Task directions: Whenever a line below holds the word "data", copy that line.

(begin)

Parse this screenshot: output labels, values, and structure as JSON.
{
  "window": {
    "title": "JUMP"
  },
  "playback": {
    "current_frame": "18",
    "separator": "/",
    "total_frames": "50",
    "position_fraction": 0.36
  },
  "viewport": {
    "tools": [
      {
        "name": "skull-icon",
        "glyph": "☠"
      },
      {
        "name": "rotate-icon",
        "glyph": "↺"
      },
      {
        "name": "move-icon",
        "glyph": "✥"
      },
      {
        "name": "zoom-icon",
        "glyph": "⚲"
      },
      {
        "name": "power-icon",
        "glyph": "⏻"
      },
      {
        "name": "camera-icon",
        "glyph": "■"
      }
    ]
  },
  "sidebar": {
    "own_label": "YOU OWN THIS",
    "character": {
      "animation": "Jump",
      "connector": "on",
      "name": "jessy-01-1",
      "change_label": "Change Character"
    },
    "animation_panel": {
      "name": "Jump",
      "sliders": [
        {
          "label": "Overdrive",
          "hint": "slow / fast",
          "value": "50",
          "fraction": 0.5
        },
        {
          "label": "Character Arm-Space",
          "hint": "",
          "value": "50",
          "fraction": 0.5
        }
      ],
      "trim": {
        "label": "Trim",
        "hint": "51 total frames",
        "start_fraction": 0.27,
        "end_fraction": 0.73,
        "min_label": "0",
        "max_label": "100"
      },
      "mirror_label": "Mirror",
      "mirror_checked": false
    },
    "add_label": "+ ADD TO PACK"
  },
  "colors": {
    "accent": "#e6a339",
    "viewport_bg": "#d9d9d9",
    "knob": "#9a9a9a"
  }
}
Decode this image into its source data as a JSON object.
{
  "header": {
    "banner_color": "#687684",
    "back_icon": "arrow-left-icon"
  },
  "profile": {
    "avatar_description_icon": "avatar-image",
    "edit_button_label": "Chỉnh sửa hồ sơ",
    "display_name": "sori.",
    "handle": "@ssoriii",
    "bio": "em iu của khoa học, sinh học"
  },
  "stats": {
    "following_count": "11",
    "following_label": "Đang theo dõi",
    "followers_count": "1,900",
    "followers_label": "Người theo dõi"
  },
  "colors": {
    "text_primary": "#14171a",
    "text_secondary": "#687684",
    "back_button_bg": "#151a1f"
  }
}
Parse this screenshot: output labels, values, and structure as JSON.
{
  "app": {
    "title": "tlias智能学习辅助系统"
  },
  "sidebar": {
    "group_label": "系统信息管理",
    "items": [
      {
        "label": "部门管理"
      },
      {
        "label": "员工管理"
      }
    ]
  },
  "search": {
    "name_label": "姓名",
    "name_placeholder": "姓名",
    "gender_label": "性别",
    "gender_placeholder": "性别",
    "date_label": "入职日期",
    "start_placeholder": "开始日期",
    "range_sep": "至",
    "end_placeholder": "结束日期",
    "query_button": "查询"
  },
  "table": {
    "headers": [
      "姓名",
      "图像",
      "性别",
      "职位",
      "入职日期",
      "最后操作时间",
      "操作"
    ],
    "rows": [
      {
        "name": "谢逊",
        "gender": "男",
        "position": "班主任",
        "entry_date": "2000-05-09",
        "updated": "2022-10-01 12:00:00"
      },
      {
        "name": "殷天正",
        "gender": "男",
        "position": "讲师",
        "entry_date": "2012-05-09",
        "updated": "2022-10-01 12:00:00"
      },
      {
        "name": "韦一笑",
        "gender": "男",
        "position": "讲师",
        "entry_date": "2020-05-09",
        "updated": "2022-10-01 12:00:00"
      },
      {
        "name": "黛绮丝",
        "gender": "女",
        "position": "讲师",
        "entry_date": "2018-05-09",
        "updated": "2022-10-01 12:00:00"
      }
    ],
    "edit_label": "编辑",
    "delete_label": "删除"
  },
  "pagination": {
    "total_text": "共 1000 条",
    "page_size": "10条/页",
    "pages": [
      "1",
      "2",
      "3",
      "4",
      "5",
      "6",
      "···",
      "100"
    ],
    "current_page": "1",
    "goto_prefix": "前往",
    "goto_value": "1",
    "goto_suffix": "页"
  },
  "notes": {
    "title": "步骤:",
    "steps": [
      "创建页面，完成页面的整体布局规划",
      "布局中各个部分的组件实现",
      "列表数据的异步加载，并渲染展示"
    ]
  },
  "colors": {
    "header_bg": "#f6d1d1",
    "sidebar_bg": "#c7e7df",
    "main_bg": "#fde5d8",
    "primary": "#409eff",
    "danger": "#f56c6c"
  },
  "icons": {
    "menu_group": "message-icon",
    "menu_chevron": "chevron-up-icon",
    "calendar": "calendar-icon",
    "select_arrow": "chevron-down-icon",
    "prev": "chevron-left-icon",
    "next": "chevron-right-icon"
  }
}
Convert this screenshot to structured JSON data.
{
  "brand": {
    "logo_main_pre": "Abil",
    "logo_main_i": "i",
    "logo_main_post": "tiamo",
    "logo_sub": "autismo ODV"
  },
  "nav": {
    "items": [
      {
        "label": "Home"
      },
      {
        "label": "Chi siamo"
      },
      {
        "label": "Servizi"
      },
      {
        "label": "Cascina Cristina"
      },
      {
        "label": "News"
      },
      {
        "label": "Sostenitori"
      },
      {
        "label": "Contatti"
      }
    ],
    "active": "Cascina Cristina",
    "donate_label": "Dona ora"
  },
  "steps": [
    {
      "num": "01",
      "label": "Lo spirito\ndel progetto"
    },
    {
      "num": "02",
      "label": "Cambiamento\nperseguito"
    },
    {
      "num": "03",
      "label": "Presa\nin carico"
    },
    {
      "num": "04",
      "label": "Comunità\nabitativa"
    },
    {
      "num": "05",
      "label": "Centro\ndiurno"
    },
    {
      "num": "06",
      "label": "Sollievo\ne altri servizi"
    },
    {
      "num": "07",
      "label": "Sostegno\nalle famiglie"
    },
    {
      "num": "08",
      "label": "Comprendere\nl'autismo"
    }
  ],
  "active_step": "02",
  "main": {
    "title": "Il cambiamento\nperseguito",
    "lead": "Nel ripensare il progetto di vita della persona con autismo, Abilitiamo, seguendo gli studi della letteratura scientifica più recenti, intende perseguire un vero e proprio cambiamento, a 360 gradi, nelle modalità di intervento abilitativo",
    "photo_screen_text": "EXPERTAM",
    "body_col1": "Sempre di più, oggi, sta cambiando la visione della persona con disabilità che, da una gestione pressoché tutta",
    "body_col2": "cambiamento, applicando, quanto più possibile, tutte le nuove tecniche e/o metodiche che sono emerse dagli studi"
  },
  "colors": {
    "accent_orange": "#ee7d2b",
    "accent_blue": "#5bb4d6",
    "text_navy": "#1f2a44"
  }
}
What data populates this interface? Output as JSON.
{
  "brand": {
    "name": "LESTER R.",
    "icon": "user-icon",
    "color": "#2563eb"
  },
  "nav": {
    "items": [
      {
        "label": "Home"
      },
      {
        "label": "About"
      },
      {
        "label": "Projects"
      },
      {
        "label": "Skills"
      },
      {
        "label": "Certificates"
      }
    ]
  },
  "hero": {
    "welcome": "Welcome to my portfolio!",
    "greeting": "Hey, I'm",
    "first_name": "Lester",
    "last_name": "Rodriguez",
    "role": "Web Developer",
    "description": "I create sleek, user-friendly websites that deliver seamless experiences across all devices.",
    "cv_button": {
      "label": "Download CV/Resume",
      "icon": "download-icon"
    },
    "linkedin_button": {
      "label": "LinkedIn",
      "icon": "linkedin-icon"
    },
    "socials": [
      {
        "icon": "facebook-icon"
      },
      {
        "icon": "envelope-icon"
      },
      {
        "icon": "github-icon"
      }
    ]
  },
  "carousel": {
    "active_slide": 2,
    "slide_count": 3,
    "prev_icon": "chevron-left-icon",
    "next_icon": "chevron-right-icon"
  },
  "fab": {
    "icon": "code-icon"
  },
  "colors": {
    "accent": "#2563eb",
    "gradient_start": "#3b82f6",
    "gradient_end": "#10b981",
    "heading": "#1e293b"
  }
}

(end)

Response to the exercise:
Decode this image into its source data as a JSON object.
Convert this screenshot to structured JSON data.
What data populates this interface? Output as JSON.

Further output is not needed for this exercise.